Print the records below exactly as they appear.

** start MATERIAL FOR THIS TASK **

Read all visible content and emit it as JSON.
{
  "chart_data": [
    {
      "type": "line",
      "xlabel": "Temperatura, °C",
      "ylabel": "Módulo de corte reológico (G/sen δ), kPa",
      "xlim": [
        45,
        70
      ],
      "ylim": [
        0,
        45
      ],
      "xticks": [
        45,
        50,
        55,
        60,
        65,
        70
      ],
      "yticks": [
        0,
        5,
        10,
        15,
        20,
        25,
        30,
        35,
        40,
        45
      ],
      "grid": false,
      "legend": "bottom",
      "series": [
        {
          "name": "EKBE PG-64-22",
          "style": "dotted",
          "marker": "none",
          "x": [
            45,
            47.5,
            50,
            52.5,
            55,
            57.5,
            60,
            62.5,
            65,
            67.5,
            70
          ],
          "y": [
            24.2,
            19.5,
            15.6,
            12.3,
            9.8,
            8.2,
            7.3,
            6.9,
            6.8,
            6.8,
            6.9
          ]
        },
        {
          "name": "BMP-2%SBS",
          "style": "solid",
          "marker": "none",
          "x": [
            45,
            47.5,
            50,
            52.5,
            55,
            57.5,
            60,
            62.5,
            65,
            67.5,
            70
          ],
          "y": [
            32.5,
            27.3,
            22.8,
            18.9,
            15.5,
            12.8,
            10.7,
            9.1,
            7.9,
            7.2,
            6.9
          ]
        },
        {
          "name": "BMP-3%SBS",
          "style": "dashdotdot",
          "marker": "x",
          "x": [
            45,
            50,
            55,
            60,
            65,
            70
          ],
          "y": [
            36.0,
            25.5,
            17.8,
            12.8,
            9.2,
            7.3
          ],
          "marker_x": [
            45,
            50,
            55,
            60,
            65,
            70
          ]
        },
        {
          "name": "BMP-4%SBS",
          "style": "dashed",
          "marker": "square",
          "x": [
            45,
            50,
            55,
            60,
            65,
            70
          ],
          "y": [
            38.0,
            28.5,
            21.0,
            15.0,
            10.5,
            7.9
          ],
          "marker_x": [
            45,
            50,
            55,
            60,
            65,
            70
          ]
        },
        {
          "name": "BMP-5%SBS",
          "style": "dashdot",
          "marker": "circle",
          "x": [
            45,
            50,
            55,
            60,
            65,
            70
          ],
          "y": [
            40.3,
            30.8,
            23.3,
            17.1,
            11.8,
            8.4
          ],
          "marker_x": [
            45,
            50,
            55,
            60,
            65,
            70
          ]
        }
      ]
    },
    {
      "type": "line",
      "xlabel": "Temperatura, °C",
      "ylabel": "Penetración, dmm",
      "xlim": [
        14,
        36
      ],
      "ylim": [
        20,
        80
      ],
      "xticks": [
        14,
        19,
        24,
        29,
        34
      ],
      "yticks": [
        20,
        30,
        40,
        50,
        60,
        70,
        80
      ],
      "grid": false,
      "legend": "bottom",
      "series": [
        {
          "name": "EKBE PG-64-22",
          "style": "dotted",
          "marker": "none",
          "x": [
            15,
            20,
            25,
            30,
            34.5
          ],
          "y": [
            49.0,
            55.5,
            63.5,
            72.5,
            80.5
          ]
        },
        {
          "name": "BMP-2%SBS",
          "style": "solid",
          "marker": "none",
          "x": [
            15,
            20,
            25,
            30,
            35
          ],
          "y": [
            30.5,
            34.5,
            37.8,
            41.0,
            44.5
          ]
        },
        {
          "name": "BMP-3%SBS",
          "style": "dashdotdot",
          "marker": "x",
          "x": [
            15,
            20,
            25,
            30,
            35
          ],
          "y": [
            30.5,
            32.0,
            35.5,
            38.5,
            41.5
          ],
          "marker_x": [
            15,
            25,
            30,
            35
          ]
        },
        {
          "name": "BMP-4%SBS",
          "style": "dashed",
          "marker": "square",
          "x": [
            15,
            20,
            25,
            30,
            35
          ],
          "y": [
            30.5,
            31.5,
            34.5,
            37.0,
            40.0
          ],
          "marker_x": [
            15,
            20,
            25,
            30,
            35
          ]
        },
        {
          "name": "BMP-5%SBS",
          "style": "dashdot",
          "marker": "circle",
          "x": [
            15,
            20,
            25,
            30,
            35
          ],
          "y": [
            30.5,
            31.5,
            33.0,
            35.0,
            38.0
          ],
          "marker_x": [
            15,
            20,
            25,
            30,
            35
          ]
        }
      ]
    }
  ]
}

** end MATERIAL FOR THIS TASK **

**ANSWER TO THE PROBLEM**
Read all visible content and emit it as JSON.
{
  "chart_data": [
    {
      "type": "line",
      "xlabel": "Temperatura, °C",
      "ylabel": "Módulo de corte reológico (G/sen δ), kPa",
      "xlim": [
        45,
        70
      ],
      "ylim": [
        0,
        45
      ],
      "xticks": [
        45,
        50,
        55,
        60,
        65,
        70
      ],
      "yticks": [
        0,
        5,
        10,
        15,
        20,
        25,
        30,
        35,
        40,
        45
      ],
      "grid": false,
      "legend": "bottom",
      "series": [
        {
          "name": "EKBE PG-64-22",
          "style": "dotted",
          "marker": "none",
          "x": [
            45,
            47.5,
            50,
            52.5,
            55,
            57.5,
            60,
            62.5,
            65,
            67.5,
            70
          ],
          "y": [
            24.2,
            19.5,
            15.6,
            12.3,
            9.8,
            8.2,
            7.3,
            6.9,
            6.8,
            6.8,
            6.9
          ]
        },
        {
          "name": "BMP-2%SBS",
          "style": "solid",
          "marker": "none",
          "x": [
            45,
            47.5,
            50,
            52.5,
            55,
            57.5,
            60,
            62.5,
            65,
            67.5,
            70
          ],
          "y": [
            32.5,
            27.3,
            22.8,
            18.9,
            15.5,
            12.8,
            10.7,
            9.1,
            7.9,
            7.2,
            6.9
          ]
        },
        {
          "name": "BMP-3%SBS",
          "style": "dashdotdot",
          "marker": "x",
          "x": [
            45,
            50,
            55,
            60,
            65,
            70
          ],
          "y": [
            36.0,
            25.5,
            17.8,
            12.8,
            9.2,
            7.3
          ],
          "marker_x": [
            45,
            50,
            55,
            60,
            65,
            70
          ]
        },
        {
          "name": "BMP-4%SBS",
          "style": "dashed",
          "marker": "square",
          "x": [
            45,
            50,
            55,
            60,
            65,
            70
          ],
          "y": [
            38.0,
            28.5,
            21.0,
            15.0,
            10.5,
            7.9
          ],
          "marker_x": [
            45,
            50,
            55,
            60,
            65,
            70
          ]
        },
        {
          "name": "BMP-5%SBS",
          "style": "dashdot",
          "marker": "circle",
          "x": [
            45,
            50,
            55,
            60,
            65,
            70
          ],
          "y": [
            40.3,
            30.8,
            23.3,
            17.1,
            11.8,
            8.4
          ],
          "marker_x": [
            45,
            50,
            55,
            60,
            65,
            70
          ]
        }
      ]
    },
    {
      "type": "line",
      "xlabel": "Temperatura, °C",
      "ylabel": "Penetración, dmm",
      "xlim": [
        14,
        36
      ],
      "ylim": [
        20,
        80
      ],
      "xticks": [
        14,
        19,
        24,
        29,
        34
      ],
      "yticks": [
        20,
        30,
        40,
        50,
        60,
        70,
        80
      ],
      "grid": false,
      "legend": "bottom",
      "series": [
        {
          "name": "EKBE PG-64-22",
          "style": "dotted",
          "marker": "none",
          "x": [
            15,
            20,
            25,
            30,
            34.5
          ],
          "y": [
            49.0,
            55.5,
            63.5,
            72.5,
            80.5
          ]
        },
        {
          "name": "BMP-2%SBS",
          "style": "solid",
          "marker": "none",
          "x": [
            15,
            20,
            25,
            30,
            35
          ],
          "y": [
            30.5,
            34.5,
            37.8,
            41.0,
            44.5
          ]
        },
        {
          "name": "BMP-3%SBS",
          "style": "dashdotdot",
          "marker": "x",
          "x": [
            15,
            20,
            25,
            30,
            35
          ],
          "y": [
            30.5,
            32.0,
            35.5,
            38.5,
            41.5
          ],
          "marker_x": [
            15,
            25,
            30,
            35
          ]
        },
        {
          "name": "BMP-4%SBS",
          "style": "dashed",
          "marker": "square",
          "x": [
            15,
            20,
            25,
            30,
            35
          ],
          "y": [
            30.5,
            31.5,
            34.5,
            37.0,
            40.0
          ],
          "marker_x": [
            15,
            20,
            25,
            30,
            35
          ]
        },
        {
          "name": "BMP-5%SBS",
          "style": "dashdot",
          "marker": "circle",
          "x": [
            15,
            20,
            25,
            30,
            35
          ],
          "y": [
            30.5,
            31.5,
            33.0,
            35.0,
            38.0
          ],
          "marker_x": [
            15,
            20,
            25,
            30,
            35
          ]
        }
      ]
    }
  ]
}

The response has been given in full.